Dataset entries on figures
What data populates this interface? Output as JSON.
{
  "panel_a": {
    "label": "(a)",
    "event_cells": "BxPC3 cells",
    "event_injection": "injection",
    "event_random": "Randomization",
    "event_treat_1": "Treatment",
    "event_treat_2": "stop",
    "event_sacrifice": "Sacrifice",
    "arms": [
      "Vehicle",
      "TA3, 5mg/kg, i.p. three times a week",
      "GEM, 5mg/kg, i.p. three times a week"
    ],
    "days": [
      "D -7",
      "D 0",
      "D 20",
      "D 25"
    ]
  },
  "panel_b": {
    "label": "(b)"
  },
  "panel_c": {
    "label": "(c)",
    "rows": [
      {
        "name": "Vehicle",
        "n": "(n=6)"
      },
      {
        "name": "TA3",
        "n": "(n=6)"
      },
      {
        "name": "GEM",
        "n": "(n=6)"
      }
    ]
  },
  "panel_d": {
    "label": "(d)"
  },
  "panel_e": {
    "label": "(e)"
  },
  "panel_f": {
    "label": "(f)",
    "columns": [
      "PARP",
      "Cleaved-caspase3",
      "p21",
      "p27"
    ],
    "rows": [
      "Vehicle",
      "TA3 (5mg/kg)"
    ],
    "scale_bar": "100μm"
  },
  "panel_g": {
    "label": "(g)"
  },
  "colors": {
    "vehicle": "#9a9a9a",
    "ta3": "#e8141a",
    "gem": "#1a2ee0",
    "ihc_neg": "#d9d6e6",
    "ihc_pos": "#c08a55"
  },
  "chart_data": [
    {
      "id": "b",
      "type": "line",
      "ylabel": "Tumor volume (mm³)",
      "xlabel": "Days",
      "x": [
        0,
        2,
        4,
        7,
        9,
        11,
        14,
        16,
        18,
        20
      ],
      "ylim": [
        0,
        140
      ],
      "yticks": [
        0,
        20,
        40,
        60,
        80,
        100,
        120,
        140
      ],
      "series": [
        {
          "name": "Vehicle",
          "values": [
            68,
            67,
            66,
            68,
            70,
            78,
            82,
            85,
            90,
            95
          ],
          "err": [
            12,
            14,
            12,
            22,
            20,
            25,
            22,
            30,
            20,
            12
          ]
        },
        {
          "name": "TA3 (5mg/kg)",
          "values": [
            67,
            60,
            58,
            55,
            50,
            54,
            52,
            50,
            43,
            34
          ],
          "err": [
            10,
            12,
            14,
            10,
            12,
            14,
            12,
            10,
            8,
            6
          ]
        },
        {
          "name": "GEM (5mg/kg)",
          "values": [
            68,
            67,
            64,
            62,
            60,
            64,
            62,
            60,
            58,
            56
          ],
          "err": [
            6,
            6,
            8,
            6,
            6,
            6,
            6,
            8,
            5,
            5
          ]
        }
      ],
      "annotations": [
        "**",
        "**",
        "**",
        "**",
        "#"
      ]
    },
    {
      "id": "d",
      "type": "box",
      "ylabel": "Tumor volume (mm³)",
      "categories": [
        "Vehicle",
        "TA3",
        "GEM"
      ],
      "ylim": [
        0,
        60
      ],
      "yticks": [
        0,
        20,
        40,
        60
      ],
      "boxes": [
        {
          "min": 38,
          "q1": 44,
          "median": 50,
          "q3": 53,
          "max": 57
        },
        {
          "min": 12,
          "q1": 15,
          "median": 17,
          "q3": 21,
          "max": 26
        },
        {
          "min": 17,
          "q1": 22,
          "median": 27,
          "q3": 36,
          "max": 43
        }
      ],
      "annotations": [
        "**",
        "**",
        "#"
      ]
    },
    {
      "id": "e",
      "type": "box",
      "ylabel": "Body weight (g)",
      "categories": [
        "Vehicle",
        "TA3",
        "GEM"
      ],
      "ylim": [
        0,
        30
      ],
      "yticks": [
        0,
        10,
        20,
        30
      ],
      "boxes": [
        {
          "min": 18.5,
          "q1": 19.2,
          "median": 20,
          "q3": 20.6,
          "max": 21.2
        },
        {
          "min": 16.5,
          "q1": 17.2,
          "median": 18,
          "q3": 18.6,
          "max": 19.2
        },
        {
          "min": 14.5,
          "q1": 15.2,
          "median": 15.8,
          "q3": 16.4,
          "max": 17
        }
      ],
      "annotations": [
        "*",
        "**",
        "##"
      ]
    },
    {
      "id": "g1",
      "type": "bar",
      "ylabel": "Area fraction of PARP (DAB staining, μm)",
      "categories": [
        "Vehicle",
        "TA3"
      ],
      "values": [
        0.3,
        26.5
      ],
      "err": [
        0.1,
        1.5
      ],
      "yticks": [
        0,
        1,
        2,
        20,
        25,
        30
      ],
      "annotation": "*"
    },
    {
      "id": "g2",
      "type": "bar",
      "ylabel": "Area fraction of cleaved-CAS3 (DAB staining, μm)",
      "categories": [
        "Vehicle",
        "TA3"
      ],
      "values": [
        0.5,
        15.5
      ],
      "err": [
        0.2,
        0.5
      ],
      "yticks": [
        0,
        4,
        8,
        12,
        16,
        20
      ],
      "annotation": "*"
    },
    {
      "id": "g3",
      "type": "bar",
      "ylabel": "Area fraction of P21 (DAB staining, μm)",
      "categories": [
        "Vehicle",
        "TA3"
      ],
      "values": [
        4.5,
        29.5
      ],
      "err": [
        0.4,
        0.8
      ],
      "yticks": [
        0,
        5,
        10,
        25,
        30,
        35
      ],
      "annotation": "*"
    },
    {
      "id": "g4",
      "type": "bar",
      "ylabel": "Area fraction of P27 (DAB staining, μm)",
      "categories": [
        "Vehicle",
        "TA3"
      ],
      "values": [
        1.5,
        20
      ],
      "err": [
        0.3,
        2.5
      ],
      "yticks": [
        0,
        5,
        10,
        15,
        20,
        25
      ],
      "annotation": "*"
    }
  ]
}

■ Directions for this task: For the string "week", search the preceding data and copy every line that includes it.

■ Exercise result:
      "TA3, 5mg/kg, i.p. three times a week",
      "GEM, 5mg/kg, i.p. three times a week"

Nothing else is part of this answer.